**Directive**
Identify, in the records below, every line where the string "name" appears, and copy each such line.

☆ ☆ ☆ ☆ ☆

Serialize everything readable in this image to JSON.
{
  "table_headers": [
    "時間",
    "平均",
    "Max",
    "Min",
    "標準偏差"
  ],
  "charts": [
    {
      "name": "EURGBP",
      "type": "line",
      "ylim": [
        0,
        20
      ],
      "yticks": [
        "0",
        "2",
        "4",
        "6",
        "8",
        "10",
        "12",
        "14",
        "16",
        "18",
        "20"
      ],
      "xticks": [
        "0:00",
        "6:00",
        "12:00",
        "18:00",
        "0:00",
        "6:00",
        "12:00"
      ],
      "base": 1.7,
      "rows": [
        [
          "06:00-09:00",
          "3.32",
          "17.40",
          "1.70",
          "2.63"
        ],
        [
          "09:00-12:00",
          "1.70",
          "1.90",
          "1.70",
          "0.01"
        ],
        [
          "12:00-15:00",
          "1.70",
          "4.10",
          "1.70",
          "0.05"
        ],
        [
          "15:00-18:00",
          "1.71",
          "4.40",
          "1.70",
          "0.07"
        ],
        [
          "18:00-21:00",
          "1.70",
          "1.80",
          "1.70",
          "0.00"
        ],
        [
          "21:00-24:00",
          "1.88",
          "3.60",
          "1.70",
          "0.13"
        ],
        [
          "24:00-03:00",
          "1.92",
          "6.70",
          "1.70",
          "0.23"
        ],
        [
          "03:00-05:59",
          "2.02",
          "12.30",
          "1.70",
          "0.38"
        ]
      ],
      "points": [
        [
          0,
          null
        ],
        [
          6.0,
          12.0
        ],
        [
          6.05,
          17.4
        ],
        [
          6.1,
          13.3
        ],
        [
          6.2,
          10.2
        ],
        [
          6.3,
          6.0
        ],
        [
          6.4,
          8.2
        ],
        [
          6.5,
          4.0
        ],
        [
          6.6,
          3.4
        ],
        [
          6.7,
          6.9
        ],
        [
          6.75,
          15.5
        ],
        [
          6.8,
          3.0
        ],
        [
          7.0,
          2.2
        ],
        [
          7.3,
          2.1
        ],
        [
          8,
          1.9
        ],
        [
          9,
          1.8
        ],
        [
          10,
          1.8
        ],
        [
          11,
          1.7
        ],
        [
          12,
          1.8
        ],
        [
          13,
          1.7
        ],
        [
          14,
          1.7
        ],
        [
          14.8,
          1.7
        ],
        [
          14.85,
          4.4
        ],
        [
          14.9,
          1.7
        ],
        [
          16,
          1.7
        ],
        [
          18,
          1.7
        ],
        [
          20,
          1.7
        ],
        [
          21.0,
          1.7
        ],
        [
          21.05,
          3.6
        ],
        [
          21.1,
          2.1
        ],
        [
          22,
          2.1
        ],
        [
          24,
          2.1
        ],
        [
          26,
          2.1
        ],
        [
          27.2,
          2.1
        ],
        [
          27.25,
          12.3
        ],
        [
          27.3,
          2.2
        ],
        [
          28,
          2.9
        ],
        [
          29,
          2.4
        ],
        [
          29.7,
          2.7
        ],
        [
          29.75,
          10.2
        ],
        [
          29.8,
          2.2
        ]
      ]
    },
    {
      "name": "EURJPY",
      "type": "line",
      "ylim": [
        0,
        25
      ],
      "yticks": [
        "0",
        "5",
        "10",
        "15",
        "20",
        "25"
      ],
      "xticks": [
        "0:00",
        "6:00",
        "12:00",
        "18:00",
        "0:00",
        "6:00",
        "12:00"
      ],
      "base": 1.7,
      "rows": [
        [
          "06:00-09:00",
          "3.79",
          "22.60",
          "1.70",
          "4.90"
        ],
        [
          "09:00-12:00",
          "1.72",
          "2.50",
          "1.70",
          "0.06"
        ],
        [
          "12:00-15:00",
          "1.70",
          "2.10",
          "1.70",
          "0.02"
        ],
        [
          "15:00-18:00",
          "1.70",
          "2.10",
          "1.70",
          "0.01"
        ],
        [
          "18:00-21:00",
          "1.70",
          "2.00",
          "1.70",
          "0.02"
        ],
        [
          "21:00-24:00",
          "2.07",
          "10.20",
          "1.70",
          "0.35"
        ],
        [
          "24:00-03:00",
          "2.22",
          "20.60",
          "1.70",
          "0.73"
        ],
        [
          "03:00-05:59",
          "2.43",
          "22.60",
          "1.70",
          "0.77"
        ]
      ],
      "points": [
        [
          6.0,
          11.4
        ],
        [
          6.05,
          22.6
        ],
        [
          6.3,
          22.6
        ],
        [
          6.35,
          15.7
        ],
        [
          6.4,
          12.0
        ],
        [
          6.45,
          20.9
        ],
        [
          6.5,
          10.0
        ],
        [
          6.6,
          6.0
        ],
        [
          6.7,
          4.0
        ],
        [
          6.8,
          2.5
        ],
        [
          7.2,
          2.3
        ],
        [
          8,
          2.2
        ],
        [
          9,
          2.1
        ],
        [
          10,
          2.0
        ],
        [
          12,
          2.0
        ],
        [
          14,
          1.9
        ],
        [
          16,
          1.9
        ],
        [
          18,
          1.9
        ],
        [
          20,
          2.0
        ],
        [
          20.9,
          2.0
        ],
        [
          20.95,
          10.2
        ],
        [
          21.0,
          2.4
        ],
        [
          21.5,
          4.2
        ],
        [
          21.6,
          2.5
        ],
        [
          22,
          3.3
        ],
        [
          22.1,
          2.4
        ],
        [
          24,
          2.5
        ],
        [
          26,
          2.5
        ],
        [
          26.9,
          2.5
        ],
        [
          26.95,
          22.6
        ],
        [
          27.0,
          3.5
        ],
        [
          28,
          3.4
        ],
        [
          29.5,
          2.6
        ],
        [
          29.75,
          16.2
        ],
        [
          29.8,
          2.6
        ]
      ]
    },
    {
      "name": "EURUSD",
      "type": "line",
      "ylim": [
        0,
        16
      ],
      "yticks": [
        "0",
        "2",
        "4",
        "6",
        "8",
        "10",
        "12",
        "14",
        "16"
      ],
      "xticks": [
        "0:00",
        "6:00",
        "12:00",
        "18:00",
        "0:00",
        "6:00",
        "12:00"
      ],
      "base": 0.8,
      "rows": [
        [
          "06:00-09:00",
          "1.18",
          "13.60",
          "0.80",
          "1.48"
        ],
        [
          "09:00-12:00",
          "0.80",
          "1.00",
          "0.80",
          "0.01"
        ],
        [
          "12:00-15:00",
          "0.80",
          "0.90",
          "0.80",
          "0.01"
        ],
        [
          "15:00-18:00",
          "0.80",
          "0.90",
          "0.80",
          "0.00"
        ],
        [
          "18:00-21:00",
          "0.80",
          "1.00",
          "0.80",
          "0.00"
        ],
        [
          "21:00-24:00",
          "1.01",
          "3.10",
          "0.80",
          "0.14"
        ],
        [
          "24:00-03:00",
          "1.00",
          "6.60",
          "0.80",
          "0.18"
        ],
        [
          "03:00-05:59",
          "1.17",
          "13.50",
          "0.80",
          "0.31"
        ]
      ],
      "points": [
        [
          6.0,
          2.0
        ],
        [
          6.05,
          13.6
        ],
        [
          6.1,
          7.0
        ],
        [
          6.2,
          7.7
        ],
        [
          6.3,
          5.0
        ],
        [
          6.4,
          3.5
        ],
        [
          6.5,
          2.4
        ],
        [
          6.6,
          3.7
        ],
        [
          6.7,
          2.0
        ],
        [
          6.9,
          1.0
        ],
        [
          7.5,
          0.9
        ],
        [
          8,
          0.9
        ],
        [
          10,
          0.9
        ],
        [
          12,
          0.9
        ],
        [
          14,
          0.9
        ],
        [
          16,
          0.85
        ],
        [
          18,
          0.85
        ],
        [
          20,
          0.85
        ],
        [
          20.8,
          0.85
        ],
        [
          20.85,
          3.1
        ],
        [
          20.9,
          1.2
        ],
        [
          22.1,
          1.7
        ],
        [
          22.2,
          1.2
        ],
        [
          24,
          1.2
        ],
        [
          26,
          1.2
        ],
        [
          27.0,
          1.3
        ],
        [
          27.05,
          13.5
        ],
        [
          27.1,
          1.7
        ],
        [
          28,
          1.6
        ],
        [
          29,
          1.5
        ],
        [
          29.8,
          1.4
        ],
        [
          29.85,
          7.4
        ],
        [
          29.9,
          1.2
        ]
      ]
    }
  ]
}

☆ ☆ ☆ ☆ ☆

**Output of the exercise**
      "name": "EURGBP",
      "name": "EURJPY",
      "name": "EURUSD",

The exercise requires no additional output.